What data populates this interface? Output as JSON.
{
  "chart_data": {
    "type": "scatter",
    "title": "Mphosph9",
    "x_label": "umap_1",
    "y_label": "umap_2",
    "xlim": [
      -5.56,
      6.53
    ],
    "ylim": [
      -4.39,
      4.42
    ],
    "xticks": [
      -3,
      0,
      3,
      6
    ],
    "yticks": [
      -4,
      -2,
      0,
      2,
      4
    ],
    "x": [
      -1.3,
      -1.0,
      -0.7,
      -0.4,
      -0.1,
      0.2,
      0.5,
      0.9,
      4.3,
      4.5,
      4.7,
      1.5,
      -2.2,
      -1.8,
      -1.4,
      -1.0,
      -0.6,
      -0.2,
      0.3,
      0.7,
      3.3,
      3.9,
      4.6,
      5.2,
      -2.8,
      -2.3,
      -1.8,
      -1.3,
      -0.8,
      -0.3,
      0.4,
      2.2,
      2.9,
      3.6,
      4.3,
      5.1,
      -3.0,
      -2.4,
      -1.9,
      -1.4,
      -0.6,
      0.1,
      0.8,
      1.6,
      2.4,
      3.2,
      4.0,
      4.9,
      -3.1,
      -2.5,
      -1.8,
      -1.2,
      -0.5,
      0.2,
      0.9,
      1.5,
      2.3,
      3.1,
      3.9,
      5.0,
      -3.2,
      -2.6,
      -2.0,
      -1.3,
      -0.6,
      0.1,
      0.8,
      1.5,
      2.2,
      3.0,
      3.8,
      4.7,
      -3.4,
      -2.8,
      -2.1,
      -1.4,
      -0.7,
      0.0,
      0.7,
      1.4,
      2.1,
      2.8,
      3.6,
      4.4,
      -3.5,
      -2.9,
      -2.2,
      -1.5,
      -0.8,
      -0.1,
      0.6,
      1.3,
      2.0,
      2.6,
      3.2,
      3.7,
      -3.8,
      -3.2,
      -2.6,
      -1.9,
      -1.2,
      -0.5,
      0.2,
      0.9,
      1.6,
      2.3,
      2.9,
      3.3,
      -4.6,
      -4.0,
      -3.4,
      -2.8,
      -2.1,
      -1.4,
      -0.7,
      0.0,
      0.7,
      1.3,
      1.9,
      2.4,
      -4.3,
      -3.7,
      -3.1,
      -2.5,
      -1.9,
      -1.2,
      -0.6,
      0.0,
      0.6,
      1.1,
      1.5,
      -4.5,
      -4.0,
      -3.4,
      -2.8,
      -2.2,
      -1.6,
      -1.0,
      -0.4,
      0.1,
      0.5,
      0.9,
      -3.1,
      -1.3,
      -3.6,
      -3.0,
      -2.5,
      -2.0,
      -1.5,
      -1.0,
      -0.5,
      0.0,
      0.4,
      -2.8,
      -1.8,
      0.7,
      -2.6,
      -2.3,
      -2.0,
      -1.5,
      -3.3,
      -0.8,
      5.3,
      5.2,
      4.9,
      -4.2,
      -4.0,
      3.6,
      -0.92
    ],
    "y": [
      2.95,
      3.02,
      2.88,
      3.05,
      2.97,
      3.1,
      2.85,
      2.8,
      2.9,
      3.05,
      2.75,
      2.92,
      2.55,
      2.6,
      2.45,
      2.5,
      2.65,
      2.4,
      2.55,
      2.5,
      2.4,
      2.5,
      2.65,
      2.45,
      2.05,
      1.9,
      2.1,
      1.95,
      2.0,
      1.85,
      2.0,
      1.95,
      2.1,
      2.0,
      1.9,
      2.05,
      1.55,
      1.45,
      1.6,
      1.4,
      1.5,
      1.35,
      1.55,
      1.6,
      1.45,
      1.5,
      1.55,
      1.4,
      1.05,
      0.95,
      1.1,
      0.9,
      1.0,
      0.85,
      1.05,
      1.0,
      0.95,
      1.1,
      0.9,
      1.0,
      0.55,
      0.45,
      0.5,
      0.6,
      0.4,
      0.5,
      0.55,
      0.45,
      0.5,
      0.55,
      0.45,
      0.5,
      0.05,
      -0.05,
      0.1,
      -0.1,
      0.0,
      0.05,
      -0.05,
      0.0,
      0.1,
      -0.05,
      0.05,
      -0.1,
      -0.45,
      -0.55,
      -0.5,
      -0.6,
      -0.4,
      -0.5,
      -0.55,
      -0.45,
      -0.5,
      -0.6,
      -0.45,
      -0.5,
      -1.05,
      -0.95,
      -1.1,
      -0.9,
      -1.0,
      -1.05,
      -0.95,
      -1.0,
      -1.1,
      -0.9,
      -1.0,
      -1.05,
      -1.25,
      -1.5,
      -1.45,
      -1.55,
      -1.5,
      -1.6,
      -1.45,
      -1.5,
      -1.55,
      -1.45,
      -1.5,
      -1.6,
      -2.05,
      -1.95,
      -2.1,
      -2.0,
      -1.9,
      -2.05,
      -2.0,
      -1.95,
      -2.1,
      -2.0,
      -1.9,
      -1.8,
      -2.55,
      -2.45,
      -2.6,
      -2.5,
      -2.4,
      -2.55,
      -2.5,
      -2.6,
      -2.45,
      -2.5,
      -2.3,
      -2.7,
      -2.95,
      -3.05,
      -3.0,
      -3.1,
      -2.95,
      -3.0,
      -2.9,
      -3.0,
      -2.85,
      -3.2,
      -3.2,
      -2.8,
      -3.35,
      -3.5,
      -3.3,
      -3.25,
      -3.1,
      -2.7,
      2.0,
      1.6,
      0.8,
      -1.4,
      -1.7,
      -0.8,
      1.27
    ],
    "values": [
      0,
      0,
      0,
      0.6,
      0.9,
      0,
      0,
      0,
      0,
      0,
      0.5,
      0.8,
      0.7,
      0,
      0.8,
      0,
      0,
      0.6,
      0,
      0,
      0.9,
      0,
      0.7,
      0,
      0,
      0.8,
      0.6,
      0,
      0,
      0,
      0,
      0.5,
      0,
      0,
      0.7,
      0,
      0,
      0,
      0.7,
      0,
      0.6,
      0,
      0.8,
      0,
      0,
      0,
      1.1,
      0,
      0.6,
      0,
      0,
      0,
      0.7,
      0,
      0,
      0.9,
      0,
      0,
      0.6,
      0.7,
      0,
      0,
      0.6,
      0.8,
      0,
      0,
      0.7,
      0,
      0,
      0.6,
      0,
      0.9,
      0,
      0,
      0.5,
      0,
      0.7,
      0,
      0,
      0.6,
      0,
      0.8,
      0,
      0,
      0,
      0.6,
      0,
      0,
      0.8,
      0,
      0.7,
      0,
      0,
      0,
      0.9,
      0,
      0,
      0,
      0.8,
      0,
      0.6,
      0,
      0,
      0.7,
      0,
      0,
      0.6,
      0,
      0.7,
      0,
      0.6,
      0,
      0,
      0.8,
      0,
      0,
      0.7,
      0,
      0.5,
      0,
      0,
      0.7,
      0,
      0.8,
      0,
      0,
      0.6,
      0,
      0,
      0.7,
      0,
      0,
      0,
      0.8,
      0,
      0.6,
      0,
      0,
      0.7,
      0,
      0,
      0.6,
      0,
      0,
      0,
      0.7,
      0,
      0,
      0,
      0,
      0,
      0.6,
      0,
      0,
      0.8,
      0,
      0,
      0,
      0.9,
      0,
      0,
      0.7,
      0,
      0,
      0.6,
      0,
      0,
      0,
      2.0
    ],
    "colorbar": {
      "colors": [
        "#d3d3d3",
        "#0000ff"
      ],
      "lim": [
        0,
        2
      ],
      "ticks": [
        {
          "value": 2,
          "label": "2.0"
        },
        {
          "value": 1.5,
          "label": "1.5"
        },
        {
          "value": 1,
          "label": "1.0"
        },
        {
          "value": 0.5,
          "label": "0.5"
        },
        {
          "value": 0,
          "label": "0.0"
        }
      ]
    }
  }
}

◇ ◇ ◇ ◇ ◇

> _What to produce_: Quote all the records. Keep every word exact.

> _The reply_:
What data populates this interface? Output as JSON.
{
  "chart_data": {
    "type": "scatter",
    "title": "Mphosph9",
    "x_label": "umap_1",
    "y_label": "umap_2",
    "xlim": [
      -5.56,
      6.53
    ],
    "ylim": [
      -4.39,
      4.42
    ],
    "xticks": [
      -3,
      0,
      3,
      6
    ],
    "yticks": [
      -4,
      -2,
      0,
      2,
      4
    ],
    "x": [
      -1.3,
      -1.0,
      -0.7,
      -0.4,
      -0.1,
      0.2,
      0.5,
      0.9,
      4.3,
      4.5,
      4.7,
      1.5,
      -2.2,
      -1.8,
      -1.4,
      -1.0,
      -0.6,
      -0.2,
      0.3,
      0.7,
      3.3,
      3.9,
      4.6,
      5.2,
      -2.8,
      -2.3,
      -1.8,
      -1.3,
      -0.8,
      -0.3,
      0.4,
      2.2,
      2.9,
      3.6,
      4.3,
      5.1,
      -3.0,
      -2.4,
      -1.9,
      -1.4,
      -0.6,
      0.1,
      0.8,
      1.6,
      2.4,
      3.2,
      4.0,
      4.9,
      -3.1,
      -2.5,
      -1.8,
      -1.2,
      -0.5,
      0.2,
      0.9,
      1.5,
      2.3,
      3.1,
      3.9,
      5.0,
      -3.2,
      -2.6,
      -2.0,
      -1.3,
      -0.6,
      0.1,
      0.8,
      1.5,
      2.2,
      3.0,
      3.8,
      4.7,
      -3.4,
      -2.8,
      -2.1,
      -1.4,
      -0.7,
      0.0,
      0.7,
      1.4,
      2.1,
      2.8,
      3.6,
      4.4,
      -3.5,
      -2.9,
      -2.2,
      -1.5,
      -0.8,
      -0.1,
      0.6,
      1.3,
      2.0,
      2.6,
      3.2,
      3.7,
      -3.8,
      -3.2,
      -2.6,
      -1.9,
      -1.2,
      -0.5,
      0.2,
      0.9,
      1.6,
      2.3,
      2.9,
      3.3,
      -4.6,
      -4.0,
      -3.4,
      -2.8,
      -2.1,
      -1.4,
      -0.7,
      0.0,
      0.7,
      1.3,
      1.9,
      2.4,
      -4.3,
      -3.7,
      -3.1,
      -2.5,
      -1.9,
      -1.2,
      -0.6,
      0.0,
      0.6,
      1.1,
      1.5,
      -4.5,
      -4.0,
      -3.4,
      -2.8,
      -2.2,
      -1.6,
      -1.0,
      -0.4,
      0.1,
      0.5,
      0.9,
      -3.1,
      -1.3,
      -3.6,
      -3.0,
      -2.5,
      -2.0,
      -1.5,
      -1.0,
      -0.5,
      0.0,
      0.4,
      -2.8,
      -1.8,
      0.7,
      -2.6,
      -2.3,
      -2.0,
      -1.5,
      -3.3,
      -0.8,
      5.3,
      5.2,
      4.9,
      -4.2,
      -4.0,
      3.6,
      -0.92
    ],
    "y": [
      2.95,
      3.02,
      2.88,
      3.05,
      2.97,
      3.1,
      2.85,
      2.8,
      2.9,
      3.05,
      2.75,
      2.92,
      2.55,
      2.6,
      2.45,
      2.5,
      2.65,
      2.4,
      2.55,
      2.5,
      2.4,
      2.5,
      2.65,
      2.45,
      2.05,
      1.9,
      2.1,
      1.95,
      2.0,
      1.85,
      2.0,
      1.95,
      2.1,
      2.0,
      1.9,
      2.05,
      1.55,
      1.45,
      1.6,
      1.4,
      1.5,
      1.35,
      1.55,
      1.6,
      1.45,
      1.5,
      1.55,
      1.4,
      1.05,
      0.95,
      1.1,
      0.9,
      1.0,
      0.85,
      1.05,
      1.0,
      0.95,
      1.1,
      0.9,
      1.0,
      0.55,
      0.45,
      0.5,
      0.6,
      0.4,
      0.5,
      0.55,
      0.45,
      0.5,
      0.55,
      0.45,
      0.5,
      0.05,
      -0.05,
      0.1,
      -0.1,
      0.0,
      0.05,
      -0.05,
      0.0,
      0.1,
      -0.05,
      0.05,
      -0.1,
      -0.45,
      -0.55,
      -0.5,
      -0.6,
      -0.4,
      -0.5,
      -0.55,
      -0.45,
      -0.5,
      -0.6,
      -0.45,
      -0.5,
      -1.05,
      -0.95,
      -1.1,
      -0.9,
      -1.0,
      -1.05,
      -0.95,
      -1.0,
      -1.1,
      -0.9,
      -1.0,
      -1.05,
      -1.25,
      -1.5,
      -1.45,
      -1.55,
      -1.5,
      -1.6,
      -1.45,
      -1.5,
      -1.55,
      -1.45,
      -1.5,
      -1.6,
      -2.05,
      -1.95,
      -2.1,
      -2.0,
      -1.9,
      -2.05,
      -2.0,
      -1.95,
      -2.1,
      -2.0,
      -1.9,
      -1.8,
      -2.55,
      -2.45,
      -2.6,
      -2.5,
      -2.4,
      -2.55,
      -2.5,
      -2.6,
      -2.45,
      -2.5,
      -2.3,
      -2.7,
      -2.95,
      -3.05,
      -3.0,
      -3.1,
      -2.95,
      -3.0,
      -2.9,
      -3.0,
      -2.85,
      -3.2,
      -3.2,
      -2.8,
      -3.35,
      -3.5,
      -3.3,
      -3.25,
      -3.1,
      -2.7,
      2.0,
      1.6,
      0.8,
      -1.4,
      -1.7,
      -0.8,
      1.27
    ],
    "values": [
      0,
      0,
      0,
      0.6,
      0.9,
      0,
      0,
      0,
      0,
      0,
      0.5,
      0.8,
      0.7,
      0,
      0.8,
      0,
      0,
      0.6,
      0,
      0,
      0.9,
      0,
      0.7,
      0,
      0,
      0.8,
      0.6,
      0,
      0,
      0,
      0,
      0.5,
      0,
      0,
      0.7,
      0,
      0,
      0,
      0.7,
      0,
      0.6,
      0,
      0.8,
      0,
      0,
      0,
      1.1,
      0,
      0.6,
      0,
      0,
      0,
      0.7,
      0,
      0,
      0.9,
      0,
      0,
      0.6,
      0.7,
      0,
      0,
      0.6,
      0.8,
      0,
      0,
      0.7,
      0,
      0,
      0.6,
      0,
      0.9,
      0,
      0,
      0.5,
      0,
      0.7,
      0,
      0,
      0.6,
      0,
      0.8,
      0,
      0,
      0,
      0.6,
      0,
      0,
      0.8,
      0,
      0.7,
      0,
      0,
      0,
      0.9,
      0,
      0,
      0,
      0.8,
      0,
      0.6,
      0,
      0,
      0.7,
      0,
      0,
      0.6,
      0,
      0.7,
      0,
      0.6,
      0,
      0,
      0.8,
      0,
      0,
      0.7,
      0,
      0.5,
      0,
      0,
      0.7,
      0,
      0.8,
      0,
      0,
      0.6,
      0,
      0,
      0.7,
      0,
      0,
      0,
      0.8,
      0,
      0.6,
      0,
      0,
      0.7,
      0,
      0,
      0.6,
      0,
      0,
      0,
      0.7,
      0,
      0,
      0,
      0,
      0,
      0.6,
      0,
      0,
      0.8,
      0,
      0,
      0,
      0.9,
      0,
      0,
      0.7,
      0,
      0,
      0.6,
      0,
      0,
      0,
      2.0
    ],
    "colorbar": {
      "colors": [
        "#d3d3d3",
        "#0000ff"
      ],
      "lim": [
        0,
        2
      ],
      "ticks": [
        {
          "value": 2,
          "label": "2.0"
        },
        {
          "value": 1.5,
          "label": "1.5"
        },
        {
          "value": 1,
          "label": "1.0"
        },
        {
          "value": 0.5,
          "label": "0.5"
        },
        {
          "value": 0,
          "label": "0.0"
        }
      ]
    }
  }
}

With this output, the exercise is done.